Determine the number of lines that contain the word "ricotta", then state that number and nothing more.

> [EXCERPTED DATA]
=====

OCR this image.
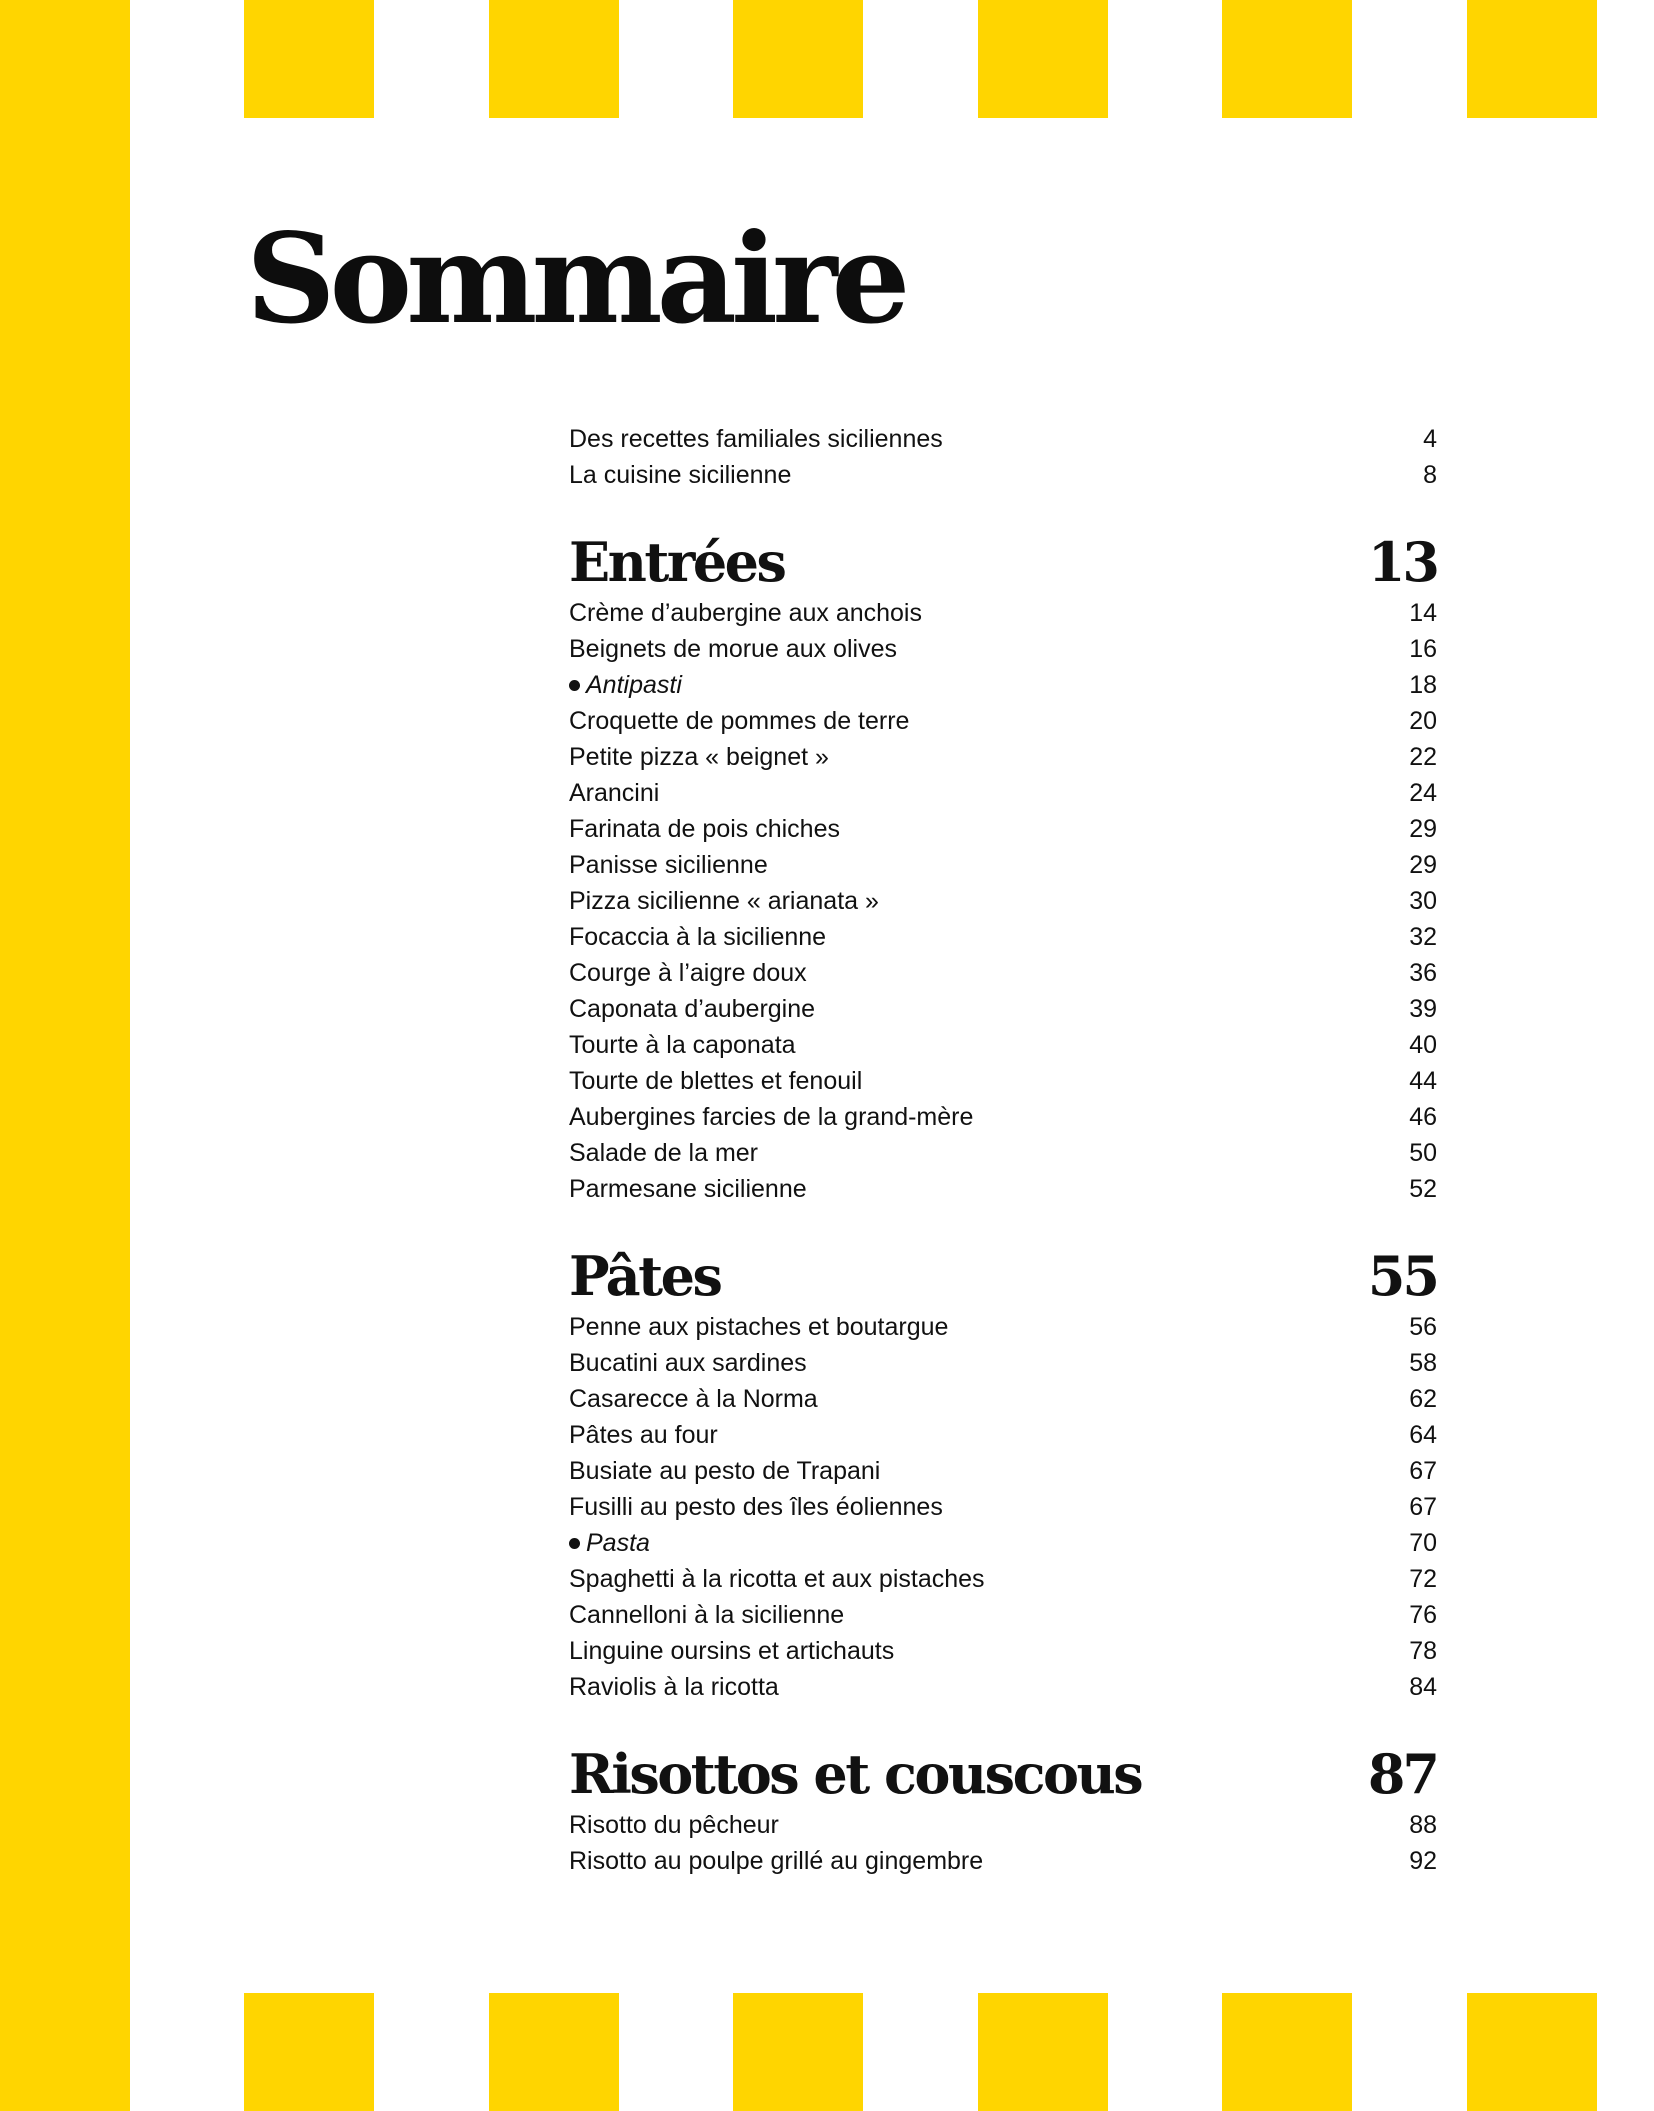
Sommaire
Des recettes familiales siciliennes	4
La cuisine sicilienne	8
Entrées	13
Crème d’aubergine aux anchois	14
Beignets de morue aux olives	16
Antipasti	18
Croquette de pommes de terre	20
Petite pizza « beignet »	22
Arancini	24
Farinata de pois chiches	29
Panisse sicilienne	29
Pizza sicilienne « arianata »	30
Focaccia à la sicilienne	32
Courge à l’aigre doux	36
Caponata d’aubergine	39
Tourte à la caponata	40
Tourte de blettes et fenouil	44
Aubergines farcies de la grand-mère	46
Salade de la mer	50
Parmesane sicilienne	52
Pâtes	55
Penne aux pistaches et boutargue	56
Bucatini aux sardines	58
Casarecce à la Norma	62
Pâtes au four	64
Busiate au pesto de Trapani	67
Fusilli au pesto des îles éoliennes	67
Pasta	70
Spaghetti à la ricotta et aux pistaches	72
Cannelloni à la sicilienne	76
Linguine oursins et artichauts	78
Raviolis à la ricotta	84
Risottos et couscous	87
Risotto du pêcheur	88
Risotto au poulpe grillé au gingembre	92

=====

> [RESPONSE BELOW]
2